- **Directions**:
Copy each line containing the word "name" from the records that follow, please.

- **Dataset records**:

* * * * * * * * *

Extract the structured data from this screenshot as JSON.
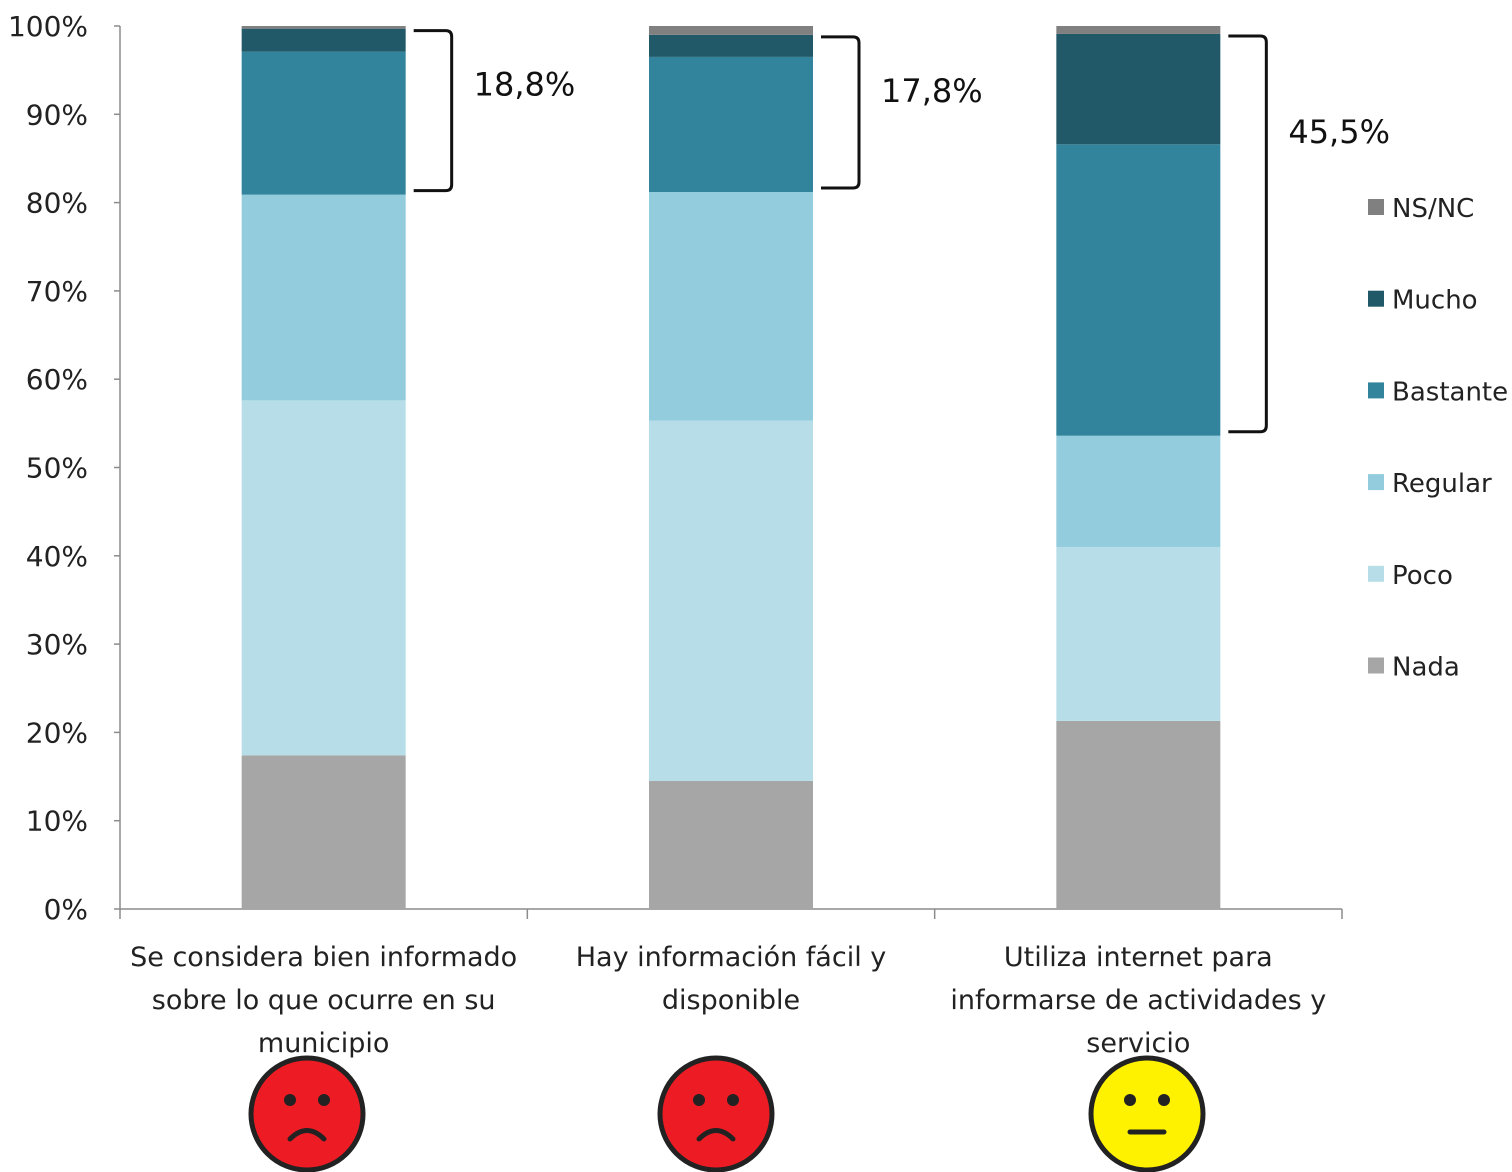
{
  "chart_data": {
    "type": "bar",
    "stacked": true,
    "ylim": [
      0,
      100
    ],
    "y_ticks": [
      "0%",
      "10%",
      "20%",
      "30%",
      "40%",
      "50%",
      "60%",
      "70%",
      "80%",
      "90%",
      "100%"
    ],
    "categories": [
      [
        "Se considera bien informado",
        "sobre lo que ocurre en su",
        "municipio"
      ],
      [
        "Hay información fácil y",
        "disponible"
      ],
      [
        "Utiliza internet para",
        "informarse de actividades y",
        "servicio"
      ]
    ],
    "series": [
      {
        "name": "Nada",
        "color": "#A6A6A6",
        "values": [
          17.4,
          14.5,
          21.3
        ]
      },
      {
        "name": "Poco",
        "color": "#B7DEE8",
        "values": [
          40.2,
          40.8,
          19.7
        ]
      },
      {
        "name": "Regular",
        "color": "#93CDDD",
        "values": [
          23.3,
          25.9,
          12.6
        ]
      },
      {
        "name": "Bastante",
        "color": "#31849B",
        "values": [
          16.2,
          15.3,
          33.0
        ]
      },
      {
        "name": "Mucho",
        "color": "#215968",
        "values": [
          2.6,
          2.5,
          12.5
        ]
      },
      {
        "name": "NS/NC",
        "color": "#808080",
        "values": [
          0.3,
          1.0,
          0.9
        ]
      }
    ],
    "legend": {
      "placement": "right",
      "order": [
        "NS/NC",
        "Mucho",
        "Bastante",
        "Regular",
        "Poco",
        "Nada"
      ]
    },
    "annotations": [
      {
        "category_index": 0,
        "label": "18,8%"
      },
      {
        "category_index": 1,
        "label": "17,8%"
      },
      {
        "category_index": 2,
        "label": "45,5%"
      }
    ],
    "faces": [
      "sad",
      "sad",
      "neutral"
    ],
    "face_colors": {
      "sad": "#ED1C24",
      "neutral": "#FFF200"
    }
  }
}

* * * * * * * * *

- **Task answer**:
        "name": "Nada",
        "name": "Poco",
        "name": "Regular",
        "name": "Bastante",
        "name": "Mucho",
        "name": "NS/NC",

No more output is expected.